— Begin RECORDS TO USE —
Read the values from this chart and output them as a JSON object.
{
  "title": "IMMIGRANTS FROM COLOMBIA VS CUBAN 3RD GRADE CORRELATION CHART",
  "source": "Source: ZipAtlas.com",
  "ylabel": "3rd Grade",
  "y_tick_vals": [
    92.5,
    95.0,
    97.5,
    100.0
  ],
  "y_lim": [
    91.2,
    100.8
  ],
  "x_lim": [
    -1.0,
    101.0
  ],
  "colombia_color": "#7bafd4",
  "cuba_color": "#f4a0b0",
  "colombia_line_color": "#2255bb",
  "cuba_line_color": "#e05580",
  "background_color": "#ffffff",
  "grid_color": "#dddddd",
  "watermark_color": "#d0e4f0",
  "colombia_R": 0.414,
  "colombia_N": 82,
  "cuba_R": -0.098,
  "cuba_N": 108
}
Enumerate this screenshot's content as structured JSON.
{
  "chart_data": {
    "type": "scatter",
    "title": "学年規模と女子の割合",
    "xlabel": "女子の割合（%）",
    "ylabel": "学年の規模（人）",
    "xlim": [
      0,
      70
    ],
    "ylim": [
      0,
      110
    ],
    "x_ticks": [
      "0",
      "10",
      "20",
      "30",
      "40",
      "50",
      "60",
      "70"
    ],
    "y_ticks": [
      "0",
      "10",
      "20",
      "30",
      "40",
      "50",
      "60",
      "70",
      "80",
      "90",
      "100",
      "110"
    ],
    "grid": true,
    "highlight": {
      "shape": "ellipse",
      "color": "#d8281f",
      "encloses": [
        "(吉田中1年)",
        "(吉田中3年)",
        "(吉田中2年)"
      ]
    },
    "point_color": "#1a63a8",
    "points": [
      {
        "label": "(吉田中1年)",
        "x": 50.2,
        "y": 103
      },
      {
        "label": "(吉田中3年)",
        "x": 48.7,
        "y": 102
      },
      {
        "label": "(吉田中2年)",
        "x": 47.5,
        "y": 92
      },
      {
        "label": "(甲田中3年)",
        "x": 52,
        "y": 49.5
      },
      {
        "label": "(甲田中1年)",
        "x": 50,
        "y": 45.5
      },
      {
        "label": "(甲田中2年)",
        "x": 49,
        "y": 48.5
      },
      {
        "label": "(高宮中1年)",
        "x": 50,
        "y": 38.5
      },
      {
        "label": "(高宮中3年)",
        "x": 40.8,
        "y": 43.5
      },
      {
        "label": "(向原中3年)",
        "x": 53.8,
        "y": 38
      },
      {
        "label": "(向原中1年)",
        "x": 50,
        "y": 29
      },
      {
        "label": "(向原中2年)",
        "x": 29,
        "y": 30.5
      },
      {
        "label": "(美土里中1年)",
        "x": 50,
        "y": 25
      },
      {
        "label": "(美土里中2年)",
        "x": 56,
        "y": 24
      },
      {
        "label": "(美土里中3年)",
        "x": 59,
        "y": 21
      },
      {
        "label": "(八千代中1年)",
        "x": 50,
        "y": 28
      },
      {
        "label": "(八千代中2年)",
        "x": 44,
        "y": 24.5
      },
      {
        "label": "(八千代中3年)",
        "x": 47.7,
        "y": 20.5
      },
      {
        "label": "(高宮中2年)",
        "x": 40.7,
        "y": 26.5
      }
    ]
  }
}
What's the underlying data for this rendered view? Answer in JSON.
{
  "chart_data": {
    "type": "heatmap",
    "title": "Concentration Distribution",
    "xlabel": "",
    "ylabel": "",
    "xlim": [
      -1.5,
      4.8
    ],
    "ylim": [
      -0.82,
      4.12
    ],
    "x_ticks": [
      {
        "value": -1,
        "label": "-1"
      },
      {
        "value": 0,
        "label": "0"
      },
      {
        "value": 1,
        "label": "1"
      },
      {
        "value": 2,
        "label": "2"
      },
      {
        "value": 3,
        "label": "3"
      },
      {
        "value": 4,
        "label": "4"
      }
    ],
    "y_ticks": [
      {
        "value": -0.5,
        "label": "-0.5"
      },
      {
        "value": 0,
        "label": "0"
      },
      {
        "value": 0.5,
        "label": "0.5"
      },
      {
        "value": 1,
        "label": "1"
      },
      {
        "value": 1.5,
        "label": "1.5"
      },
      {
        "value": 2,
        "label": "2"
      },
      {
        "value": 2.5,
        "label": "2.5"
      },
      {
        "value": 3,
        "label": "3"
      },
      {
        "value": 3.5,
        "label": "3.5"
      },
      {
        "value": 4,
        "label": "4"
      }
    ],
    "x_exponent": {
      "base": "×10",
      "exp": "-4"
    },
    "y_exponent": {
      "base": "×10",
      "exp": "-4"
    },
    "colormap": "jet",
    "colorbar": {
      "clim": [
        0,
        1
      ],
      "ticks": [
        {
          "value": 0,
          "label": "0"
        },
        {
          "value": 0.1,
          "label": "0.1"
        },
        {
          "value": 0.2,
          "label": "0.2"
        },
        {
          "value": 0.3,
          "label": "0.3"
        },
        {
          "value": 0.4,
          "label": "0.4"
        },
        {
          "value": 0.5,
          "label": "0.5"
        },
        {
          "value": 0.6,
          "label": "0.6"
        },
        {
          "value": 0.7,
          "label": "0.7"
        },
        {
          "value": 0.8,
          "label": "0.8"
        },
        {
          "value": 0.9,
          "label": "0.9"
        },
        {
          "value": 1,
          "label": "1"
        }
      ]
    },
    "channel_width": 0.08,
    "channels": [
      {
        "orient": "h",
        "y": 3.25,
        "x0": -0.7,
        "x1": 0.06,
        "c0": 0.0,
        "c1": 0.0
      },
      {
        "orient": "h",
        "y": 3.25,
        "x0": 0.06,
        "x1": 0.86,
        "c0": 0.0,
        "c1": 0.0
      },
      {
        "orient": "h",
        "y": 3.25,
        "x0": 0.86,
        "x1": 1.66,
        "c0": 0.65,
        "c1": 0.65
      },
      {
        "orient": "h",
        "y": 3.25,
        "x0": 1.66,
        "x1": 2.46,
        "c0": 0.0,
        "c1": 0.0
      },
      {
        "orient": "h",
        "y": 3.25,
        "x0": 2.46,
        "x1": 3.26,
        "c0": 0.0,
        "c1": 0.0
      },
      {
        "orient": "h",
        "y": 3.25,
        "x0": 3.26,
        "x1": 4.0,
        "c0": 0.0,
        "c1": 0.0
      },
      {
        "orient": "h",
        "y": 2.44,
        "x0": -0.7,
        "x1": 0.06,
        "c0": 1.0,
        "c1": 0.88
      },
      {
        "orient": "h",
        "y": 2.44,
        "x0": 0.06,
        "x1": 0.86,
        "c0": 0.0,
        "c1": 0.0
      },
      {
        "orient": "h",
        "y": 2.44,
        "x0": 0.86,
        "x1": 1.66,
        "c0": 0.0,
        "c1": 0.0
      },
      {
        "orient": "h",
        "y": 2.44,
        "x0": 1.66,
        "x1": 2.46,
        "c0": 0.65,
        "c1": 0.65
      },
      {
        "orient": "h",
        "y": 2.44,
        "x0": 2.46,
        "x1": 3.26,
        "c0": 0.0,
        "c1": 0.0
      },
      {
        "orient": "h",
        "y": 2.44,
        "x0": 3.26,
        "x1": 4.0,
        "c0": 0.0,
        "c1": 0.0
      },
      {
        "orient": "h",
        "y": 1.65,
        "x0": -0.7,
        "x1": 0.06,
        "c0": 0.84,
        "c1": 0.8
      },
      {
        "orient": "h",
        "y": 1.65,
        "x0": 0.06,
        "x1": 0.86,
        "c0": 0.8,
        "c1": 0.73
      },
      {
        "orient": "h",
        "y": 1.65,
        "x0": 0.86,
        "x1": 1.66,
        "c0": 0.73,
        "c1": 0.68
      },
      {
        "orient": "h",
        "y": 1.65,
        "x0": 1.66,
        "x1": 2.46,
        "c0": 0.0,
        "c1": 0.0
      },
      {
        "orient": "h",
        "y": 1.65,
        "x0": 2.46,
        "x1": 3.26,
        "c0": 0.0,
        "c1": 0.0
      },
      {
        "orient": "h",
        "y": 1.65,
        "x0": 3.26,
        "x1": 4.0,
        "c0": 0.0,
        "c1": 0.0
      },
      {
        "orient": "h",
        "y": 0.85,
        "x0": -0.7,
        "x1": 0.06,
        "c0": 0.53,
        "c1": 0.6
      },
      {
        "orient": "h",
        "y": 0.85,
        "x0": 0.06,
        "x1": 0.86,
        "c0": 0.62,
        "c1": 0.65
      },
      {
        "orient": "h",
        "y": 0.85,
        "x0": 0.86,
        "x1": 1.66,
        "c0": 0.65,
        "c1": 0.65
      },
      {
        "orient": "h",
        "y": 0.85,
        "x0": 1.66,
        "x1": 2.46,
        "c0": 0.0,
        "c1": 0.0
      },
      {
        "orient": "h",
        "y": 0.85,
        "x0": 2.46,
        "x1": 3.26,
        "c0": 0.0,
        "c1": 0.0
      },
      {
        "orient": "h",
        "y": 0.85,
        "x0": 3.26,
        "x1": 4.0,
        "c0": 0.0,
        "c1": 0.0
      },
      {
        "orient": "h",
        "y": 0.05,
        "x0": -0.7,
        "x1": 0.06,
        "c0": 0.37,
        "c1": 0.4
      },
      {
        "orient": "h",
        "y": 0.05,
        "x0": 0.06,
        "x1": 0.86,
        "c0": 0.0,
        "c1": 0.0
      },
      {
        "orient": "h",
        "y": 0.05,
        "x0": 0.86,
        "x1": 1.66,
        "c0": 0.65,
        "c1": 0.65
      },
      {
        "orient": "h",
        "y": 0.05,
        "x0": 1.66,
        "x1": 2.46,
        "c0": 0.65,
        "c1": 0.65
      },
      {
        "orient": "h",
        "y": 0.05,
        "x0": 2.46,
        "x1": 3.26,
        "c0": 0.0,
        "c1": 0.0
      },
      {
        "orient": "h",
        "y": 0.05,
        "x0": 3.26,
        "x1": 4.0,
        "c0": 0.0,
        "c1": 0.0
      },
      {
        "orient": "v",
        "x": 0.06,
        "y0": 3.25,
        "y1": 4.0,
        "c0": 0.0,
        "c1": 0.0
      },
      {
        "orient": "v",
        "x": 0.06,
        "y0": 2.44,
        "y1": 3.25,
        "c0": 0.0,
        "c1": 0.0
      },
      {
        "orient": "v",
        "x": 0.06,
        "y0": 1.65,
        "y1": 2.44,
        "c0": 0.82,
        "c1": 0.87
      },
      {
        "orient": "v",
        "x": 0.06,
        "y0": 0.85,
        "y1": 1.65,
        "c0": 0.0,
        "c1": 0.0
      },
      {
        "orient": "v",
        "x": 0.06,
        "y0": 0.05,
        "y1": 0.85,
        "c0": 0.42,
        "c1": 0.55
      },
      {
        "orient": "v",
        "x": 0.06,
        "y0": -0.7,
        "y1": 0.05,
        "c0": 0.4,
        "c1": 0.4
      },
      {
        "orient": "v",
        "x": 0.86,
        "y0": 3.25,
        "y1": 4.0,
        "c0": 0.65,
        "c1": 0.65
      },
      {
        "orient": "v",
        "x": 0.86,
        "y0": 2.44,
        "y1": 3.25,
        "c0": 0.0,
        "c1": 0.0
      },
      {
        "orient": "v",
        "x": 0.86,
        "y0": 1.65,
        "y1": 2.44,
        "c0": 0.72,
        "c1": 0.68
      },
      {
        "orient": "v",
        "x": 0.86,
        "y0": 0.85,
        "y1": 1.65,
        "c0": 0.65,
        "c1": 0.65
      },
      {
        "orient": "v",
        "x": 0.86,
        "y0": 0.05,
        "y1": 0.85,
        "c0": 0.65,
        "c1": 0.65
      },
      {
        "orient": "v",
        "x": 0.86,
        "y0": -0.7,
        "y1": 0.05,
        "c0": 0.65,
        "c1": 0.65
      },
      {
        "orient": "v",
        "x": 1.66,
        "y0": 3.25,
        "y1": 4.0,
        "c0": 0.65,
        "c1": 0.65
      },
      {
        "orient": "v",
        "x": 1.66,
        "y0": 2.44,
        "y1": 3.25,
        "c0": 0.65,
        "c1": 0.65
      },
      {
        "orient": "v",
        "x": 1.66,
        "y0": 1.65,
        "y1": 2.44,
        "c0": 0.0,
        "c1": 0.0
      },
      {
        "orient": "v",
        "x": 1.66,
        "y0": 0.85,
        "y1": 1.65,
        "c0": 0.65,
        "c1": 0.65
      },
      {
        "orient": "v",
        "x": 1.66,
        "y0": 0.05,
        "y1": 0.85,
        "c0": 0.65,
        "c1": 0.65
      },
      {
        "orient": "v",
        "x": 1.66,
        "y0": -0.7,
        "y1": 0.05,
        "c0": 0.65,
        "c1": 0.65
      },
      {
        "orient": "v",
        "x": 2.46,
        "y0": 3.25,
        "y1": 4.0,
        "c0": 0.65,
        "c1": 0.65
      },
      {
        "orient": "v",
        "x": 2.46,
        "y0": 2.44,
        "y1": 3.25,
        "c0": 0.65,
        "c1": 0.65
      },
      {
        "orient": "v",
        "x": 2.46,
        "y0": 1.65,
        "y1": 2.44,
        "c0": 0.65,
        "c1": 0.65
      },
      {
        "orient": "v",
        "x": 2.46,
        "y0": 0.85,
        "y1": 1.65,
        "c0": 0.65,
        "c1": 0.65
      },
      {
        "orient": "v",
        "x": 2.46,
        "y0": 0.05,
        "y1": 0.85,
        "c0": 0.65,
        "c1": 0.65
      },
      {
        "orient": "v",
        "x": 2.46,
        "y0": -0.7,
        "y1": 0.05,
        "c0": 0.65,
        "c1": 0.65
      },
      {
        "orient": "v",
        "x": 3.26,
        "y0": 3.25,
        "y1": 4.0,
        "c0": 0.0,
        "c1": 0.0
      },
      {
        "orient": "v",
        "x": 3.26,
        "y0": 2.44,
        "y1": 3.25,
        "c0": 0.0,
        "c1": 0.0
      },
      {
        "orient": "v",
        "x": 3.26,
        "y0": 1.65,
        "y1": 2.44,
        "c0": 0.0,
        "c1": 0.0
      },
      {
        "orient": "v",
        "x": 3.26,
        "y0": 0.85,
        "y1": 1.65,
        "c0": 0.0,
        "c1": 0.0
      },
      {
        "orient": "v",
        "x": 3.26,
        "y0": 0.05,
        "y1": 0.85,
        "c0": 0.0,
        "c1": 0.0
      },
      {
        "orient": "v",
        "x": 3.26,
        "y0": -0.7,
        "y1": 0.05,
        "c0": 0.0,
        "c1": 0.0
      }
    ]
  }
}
— End RECORDS TO USE —
Every line in the data above that contains "ylabel" needs to be copied.

* **COMPLETE ANSWER**
  "ylabel": "3rd Grade",
    "ylabel": "学年の規模（人）",
    "ylabel": "",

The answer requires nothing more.